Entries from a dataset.
——————————
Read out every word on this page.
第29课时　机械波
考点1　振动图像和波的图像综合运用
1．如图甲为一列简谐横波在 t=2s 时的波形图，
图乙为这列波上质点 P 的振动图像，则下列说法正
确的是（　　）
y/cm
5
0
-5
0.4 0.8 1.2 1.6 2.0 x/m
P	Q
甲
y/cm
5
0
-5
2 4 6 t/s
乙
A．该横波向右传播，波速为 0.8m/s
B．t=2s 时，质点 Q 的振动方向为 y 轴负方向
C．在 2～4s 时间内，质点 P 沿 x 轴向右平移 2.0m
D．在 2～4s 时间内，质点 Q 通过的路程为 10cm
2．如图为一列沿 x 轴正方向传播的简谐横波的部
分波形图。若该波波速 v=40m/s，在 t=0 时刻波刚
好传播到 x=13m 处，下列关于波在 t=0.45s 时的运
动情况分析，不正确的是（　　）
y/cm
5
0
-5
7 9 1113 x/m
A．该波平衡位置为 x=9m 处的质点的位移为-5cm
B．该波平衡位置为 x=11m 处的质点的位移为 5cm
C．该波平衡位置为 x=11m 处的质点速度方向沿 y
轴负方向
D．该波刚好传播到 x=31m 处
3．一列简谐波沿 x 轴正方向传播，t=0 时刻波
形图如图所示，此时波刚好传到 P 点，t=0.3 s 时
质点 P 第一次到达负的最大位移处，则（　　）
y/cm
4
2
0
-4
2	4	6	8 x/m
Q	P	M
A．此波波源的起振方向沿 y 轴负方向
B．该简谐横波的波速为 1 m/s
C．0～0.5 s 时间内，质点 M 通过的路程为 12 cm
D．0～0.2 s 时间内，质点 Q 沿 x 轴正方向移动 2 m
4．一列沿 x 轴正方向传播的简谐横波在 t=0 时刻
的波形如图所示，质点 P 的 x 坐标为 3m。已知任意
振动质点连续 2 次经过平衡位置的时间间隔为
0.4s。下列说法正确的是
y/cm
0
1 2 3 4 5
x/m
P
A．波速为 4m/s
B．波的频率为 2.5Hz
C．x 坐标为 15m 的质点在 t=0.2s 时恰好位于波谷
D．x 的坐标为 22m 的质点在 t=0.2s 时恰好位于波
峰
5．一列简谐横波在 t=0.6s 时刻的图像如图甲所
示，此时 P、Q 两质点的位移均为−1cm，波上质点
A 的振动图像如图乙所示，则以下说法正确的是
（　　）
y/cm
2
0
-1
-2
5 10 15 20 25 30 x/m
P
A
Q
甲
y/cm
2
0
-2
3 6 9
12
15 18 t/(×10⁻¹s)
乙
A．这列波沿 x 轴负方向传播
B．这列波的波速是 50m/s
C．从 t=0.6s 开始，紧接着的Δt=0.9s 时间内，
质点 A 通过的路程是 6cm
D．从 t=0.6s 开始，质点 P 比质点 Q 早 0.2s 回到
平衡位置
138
——————————
What you should do. Report the number of lines above that contain the word "该波平衡位置为", and only that number.

Response. 3